> [DIRECTIONS FOR THIS TASK] Starting at the line that holds "What data populates", restate every line word for word up to and including the last one in the listing below, and omit all pictures.

[Dataset records]

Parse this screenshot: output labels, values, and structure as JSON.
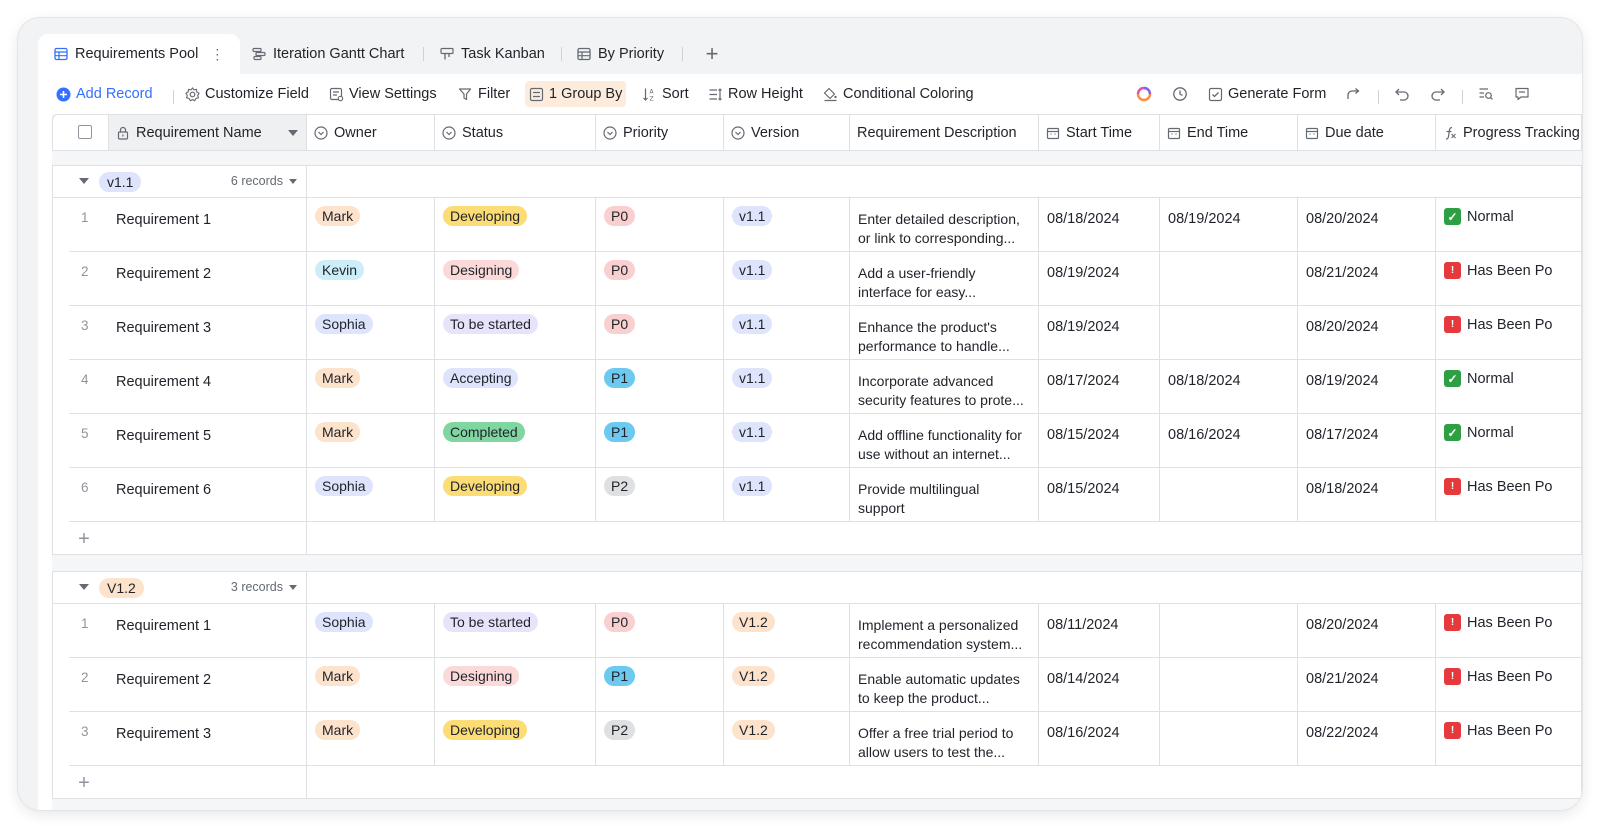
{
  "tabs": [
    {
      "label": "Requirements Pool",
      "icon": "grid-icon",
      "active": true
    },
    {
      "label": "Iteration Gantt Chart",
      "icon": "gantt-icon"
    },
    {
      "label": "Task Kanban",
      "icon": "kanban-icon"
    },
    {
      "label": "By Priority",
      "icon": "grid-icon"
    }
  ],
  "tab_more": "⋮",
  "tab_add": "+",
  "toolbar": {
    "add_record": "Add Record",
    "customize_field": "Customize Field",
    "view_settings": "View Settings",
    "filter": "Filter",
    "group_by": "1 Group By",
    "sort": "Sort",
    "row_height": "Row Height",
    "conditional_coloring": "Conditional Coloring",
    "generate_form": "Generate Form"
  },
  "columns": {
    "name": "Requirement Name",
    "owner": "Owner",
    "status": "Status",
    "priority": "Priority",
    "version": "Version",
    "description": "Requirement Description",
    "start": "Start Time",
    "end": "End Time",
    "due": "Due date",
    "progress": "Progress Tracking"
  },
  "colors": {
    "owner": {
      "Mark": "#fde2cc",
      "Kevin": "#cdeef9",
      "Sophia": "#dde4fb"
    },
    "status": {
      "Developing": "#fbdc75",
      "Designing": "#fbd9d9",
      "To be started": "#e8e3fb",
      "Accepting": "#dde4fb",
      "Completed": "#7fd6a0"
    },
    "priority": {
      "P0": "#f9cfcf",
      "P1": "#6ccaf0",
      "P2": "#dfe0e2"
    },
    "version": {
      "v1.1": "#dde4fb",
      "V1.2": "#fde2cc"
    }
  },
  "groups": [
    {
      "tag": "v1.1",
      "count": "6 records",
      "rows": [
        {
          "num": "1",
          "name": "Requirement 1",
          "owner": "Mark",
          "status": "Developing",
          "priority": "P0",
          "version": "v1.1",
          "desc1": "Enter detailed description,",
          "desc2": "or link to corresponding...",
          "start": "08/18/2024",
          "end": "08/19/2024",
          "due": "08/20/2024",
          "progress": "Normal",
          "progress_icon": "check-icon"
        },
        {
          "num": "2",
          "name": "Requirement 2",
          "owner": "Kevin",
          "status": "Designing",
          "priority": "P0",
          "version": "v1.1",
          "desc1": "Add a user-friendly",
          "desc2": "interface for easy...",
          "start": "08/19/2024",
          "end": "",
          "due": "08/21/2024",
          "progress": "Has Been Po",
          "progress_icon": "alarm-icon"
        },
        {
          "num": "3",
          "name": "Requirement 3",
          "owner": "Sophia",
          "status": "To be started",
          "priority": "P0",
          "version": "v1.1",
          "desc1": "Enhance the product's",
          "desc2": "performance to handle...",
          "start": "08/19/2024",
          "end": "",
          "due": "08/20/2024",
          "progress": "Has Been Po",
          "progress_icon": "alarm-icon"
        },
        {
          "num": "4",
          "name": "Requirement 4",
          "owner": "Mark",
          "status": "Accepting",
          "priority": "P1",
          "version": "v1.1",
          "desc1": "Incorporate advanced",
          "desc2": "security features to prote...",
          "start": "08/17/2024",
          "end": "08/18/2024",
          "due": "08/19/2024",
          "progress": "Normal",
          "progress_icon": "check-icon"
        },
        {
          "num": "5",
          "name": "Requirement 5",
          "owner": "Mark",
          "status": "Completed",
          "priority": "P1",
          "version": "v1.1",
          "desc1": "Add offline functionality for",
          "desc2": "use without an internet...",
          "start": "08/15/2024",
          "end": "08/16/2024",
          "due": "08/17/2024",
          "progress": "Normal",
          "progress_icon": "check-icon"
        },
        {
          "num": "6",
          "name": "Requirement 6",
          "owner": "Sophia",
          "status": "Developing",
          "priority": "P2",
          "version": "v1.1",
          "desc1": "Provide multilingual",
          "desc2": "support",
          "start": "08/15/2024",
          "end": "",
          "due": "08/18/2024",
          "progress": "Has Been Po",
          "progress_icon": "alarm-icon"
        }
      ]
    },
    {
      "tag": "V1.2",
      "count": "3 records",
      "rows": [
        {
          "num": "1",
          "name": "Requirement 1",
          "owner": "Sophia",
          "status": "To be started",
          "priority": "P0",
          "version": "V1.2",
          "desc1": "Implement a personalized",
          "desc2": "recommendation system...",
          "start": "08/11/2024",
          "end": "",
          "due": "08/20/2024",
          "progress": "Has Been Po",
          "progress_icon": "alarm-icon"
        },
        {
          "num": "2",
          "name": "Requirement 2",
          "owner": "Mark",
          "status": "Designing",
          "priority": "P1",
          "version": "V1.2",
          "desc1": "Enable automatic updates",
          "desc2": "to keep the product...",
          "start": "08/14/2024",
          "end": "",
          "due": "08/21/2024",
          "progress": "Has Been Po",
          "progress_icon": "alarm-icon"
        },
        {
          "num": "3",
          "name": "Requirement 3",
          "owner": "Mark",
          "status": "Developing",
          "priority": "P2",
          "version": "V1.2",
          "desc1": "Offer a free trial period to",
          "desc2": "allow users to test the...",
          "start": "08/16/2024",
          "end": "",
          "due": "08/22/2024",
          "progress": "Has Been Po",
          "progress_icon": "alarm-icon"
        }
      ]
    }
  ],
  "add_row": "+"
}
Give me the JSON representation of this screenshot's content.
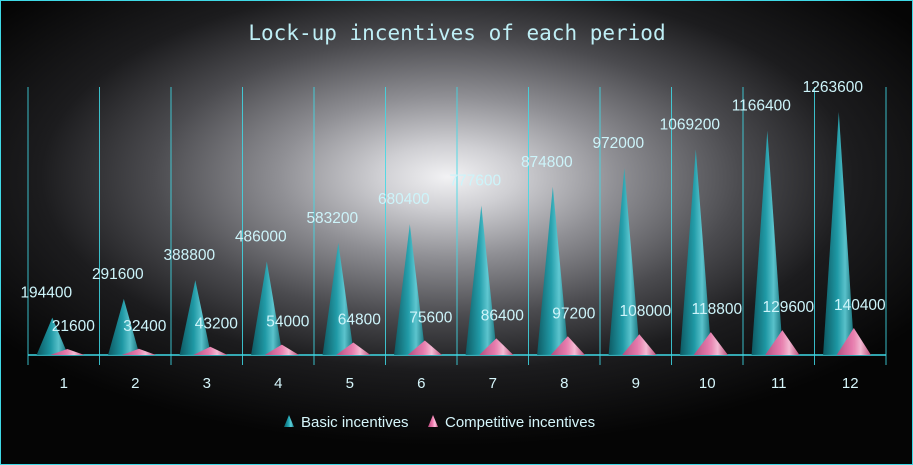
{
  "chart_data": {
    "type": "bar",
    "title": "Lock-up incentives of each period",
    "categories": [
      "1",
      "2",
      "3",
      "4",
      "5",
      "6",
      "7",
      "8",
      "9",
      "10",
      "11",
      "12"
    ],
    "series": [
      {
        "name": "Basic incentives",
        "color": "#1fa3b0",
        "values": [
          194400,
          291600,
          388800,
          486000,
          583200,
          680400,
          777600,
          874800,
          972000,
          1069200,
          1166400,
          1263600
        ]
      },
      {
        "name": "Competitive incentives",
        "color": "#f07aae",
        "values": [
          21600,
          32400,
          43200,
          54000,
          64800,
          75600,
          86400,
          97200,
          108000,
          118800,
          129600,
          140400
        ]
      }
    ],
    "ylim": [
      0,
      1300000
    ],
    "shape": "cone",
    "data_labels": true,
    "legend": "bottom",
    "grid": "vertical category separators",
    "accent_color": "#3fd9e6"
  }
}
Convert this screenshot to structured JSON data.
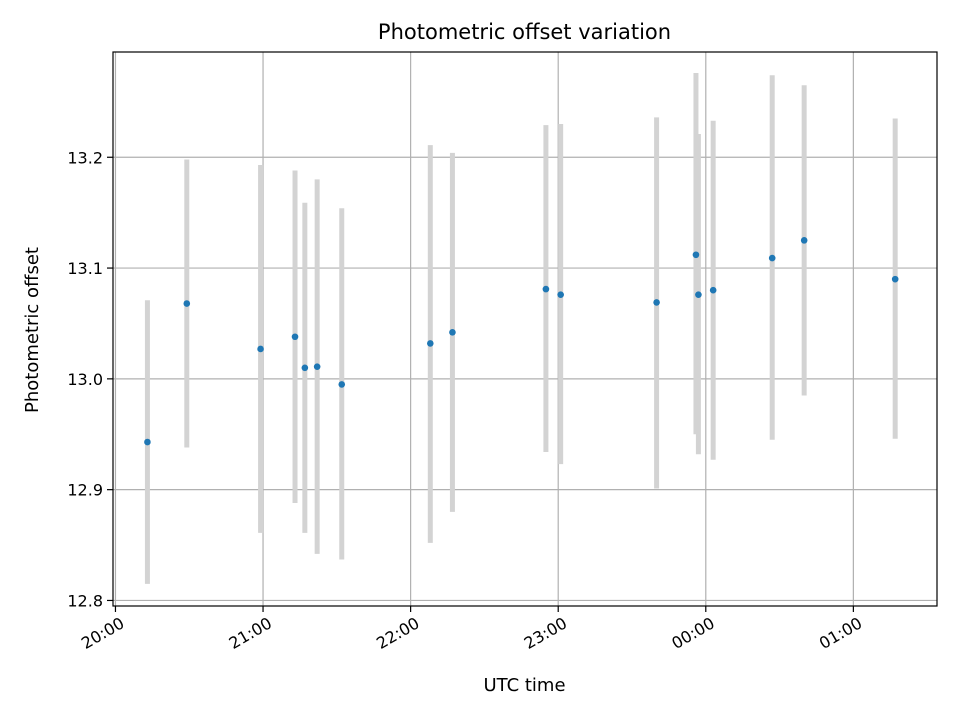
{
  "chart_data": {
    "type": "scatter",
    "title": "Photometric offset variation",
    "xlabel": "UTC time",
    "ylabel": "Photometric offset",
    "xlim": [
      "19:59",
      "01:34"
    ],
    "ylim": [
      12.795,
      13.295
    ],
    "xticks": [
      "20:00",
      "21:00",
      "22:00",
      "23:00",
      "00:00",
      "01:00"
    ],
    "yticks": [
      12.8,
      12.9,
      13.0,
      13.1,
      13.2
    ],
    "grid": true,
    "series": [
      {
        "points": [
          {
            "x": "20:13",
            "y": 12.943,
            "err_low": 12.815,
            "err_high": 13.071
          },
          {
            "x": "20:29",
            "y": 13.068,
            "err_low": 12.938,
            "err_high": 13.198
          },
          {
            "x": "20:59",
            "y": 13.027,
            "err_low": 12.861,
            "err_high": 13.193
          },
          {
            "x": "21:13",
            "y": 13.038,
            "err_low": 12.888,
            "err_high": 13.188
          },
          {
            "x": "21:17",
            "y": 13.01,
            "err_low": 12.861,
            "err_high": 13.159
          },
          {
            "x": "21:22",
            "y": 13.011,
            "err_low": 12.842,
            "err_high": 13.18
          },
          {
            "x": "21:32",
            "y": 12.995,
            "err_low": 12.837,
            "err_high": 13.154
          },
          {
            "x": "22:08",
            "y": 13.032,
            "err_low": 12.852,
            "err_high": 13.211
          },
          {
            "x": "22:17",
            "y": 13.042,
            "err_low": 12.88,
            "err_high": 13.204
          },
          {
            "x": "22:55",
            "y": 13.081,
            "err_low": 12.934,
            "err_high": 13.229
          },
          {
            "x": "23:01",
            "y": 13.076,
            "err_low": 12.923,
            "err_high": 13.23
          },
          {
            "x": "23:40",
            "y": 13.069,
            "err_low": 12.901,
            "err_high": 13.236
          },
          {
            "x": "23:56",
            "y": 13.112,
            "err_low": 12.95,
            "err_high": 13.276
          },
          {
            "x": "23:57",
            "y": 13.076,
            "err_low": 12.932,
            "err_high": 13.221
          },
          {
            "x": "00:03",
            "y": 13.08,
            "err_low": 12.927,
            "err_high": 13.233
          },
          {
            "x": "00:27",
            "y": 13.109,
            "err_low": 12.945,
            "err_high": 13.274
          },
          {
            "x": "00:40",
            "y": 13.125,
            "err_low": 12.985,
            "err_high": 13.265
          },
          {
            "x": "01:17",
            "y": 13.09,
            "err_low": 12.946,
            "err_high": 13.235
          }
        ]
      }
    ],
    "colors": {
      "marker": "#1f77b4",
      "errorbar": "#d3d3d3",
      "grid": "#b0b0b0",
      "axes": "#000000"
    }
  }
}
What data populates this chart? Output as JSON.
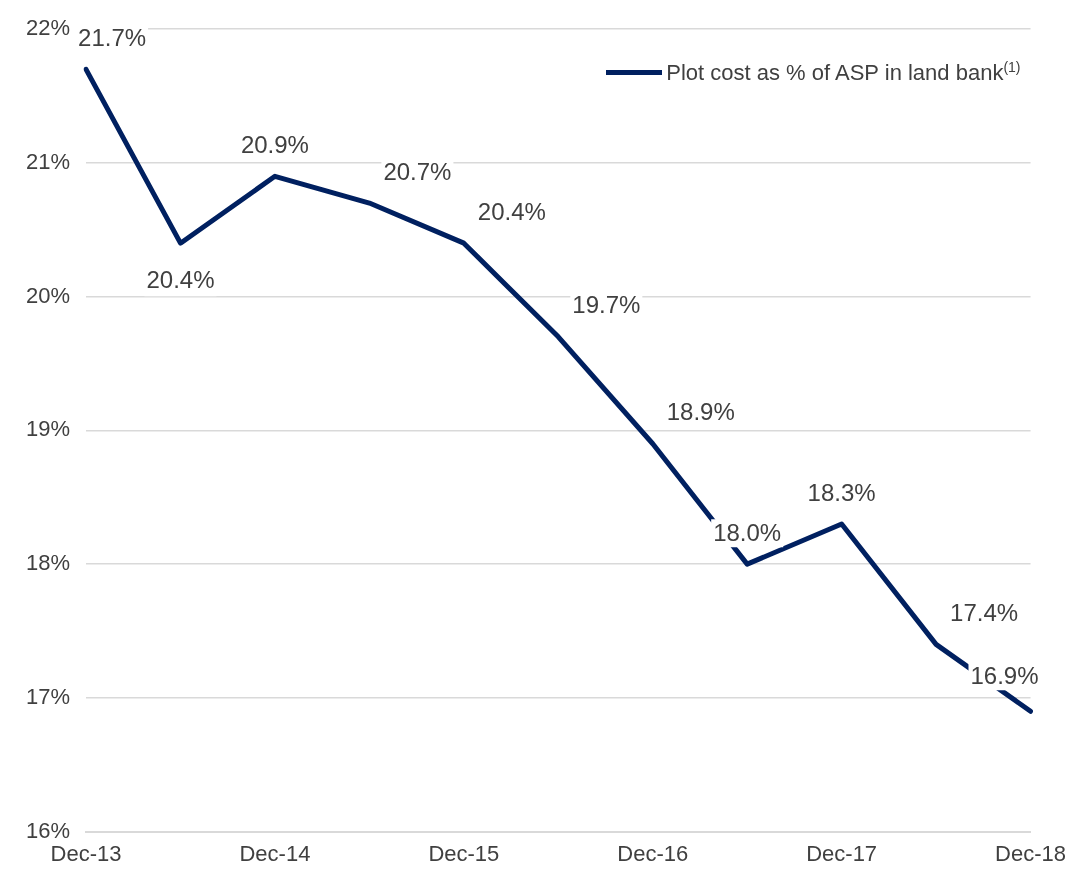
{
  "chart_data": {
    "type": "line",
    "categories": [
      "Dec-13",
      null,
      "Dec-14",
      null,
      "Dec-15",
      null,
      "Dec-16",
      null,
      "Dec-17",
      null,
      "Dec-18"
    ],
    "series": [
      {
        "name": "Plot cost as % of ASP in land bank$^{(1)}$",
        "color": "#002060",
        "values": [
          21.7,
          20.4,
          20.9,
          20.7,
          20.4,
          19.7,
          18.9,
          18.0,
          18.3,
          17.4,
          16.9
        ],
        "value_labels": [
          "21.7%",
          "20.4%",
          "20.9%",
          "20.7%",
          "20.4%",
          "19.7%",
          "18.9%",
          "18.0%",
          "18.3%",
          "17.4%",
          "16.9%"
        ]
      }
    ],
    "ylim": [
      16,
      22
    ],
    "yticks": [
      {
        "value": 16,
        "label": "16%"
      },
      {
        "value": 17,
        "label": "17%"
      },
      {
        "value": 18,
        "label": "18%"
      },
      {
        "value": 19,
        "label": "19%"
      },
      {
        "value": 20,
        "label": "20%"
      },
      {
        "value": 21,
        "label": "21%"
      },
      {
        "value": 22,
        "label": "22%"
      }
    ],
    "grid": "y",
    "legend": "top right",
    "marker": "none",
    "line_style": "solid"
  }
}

> [WRITTEN SOLUTION]
What data populates this chart? Output as JSON.
{
  "chart_data": {
    "type": "line",
    "categories": [
      "Dec-13",
      null,
      "Dec-14",
      null,
      "Dec-15",
      null,
      "Dec-16",
      null,
      "Dec-17",
      null,
      "Dec-18"
    ],
    "series": [
      {
        "name": "Plot cost as % of ASP in land bank$^{(1)}$",
        "color": "#002060",
        "values": [
          21.7,
          20.4,
          20.9,
          20.7,
          20.4,
          19.7,
          18.9,
          18.0,
          18.3,
          17.4,
          16.9
        ],
        "value_labels": [
          "21.7%",
          "20.4%",
          "20.9%",
          "20.7%",
          "20.4%",
          "19.7%",
          "18.9%",
          "18.0%",
          "18.3%",
          "17.4%",
          "16.9%"
        ]
      }
    ],
    "ylim": [
      16,
      22
    ],
    "yticks": [
      {
        "value": 16,
        "label": "16%"
      },
      {
        "value": 17,
        "label": "17%"
      },
      {
        "value": 18,
        "label": "18%"
      },
      {
        "value": 19,
        "label": "19%"
      },
      {
        "value": 20,
        "label": "20%"
      },
      {
        "value": 21,
        "label": "21%"
      },
      {
        "value": 22,
        "label": "22%"
      }
    ],
    "grid": "y",
    "legend": "top right",
    "marker": "none",
    "line_style": "solid"
  }
}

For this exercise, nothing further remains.